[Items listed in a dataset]
+-------+
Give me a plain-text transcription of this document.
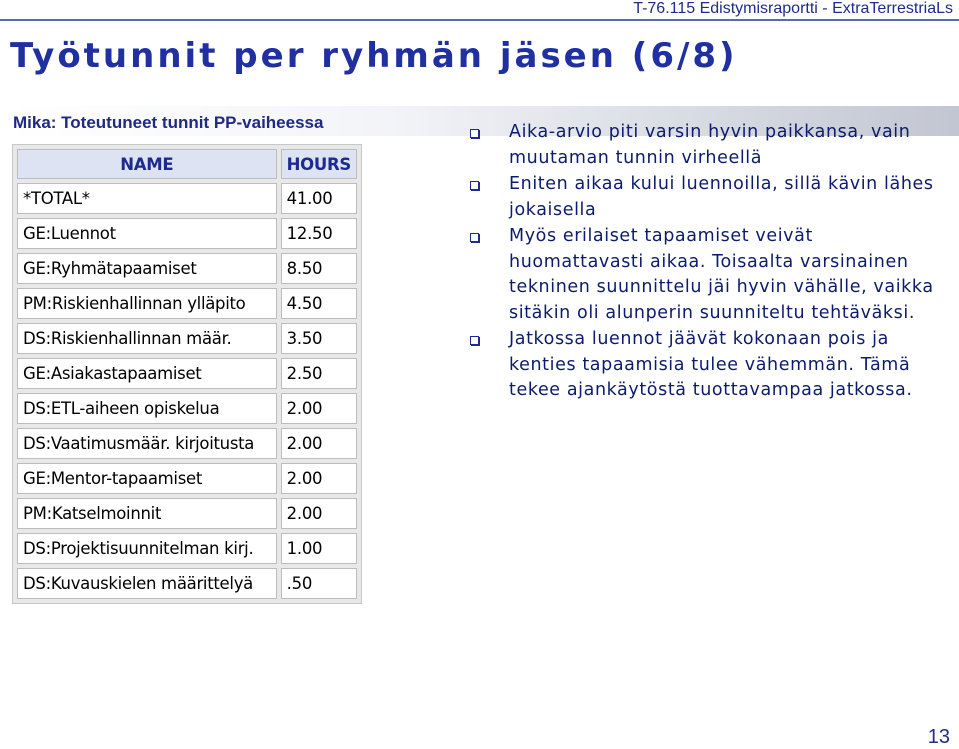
T-76.115 Edistymisraportti - ExtraTerrestriaLs
Työtunnit per ryhmän jäsen (6/8)
Mika: Toteutuneet tunnit PP-vaiheessa
NAME	HOURS
*TOTAL*	41.00
GE:Luennot	12.50
GE:Ryhmätapaamiset	8.50
PM:Riskienhallinnan ylläpito	4.50
DS:Riskienhallinnan määr.	3.50
GE:Asiakastapaamiset	2.50
DS:ETL-aiheen opiskelua	2.00
DS:Vaatimusmäär. kirjoitusta	2.00
GE:Mentor-tapaamiset	2.00
PM:Katselmoinnit	2.00
DS:Projektisuunnitelman kirj.	1.00
DS:Kuvauskielen määrittelyä	.50
Aika-arvio piti varsin hyvin paikkansa, vain muutaman tunnin virheellä
Eniten aikaa kului luennoilla, sillä kävin lähes jokaisella
Myös erilaiset tapaamiset veivät huomattavasti aikaa. Toisaalta varsinainen tekninen suunnittelu jäi hyvin vähälle, vaikka sitäkin oli alunperin suunniteltu tehtäväksi.
Jatkossa luennot jäävät kokonaan pois ja kenties tapaamisia tulee vähemmän. Tämä tekee ajankäytöstä tuottavampaa jatkossa.
13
+-------+
▶ **TASK OBJECTIVE**
Above are the entries; count how many of their lines contain the word "Riskienhallinnan" and give only that number.

▶ **RESPONSE BELOW**
2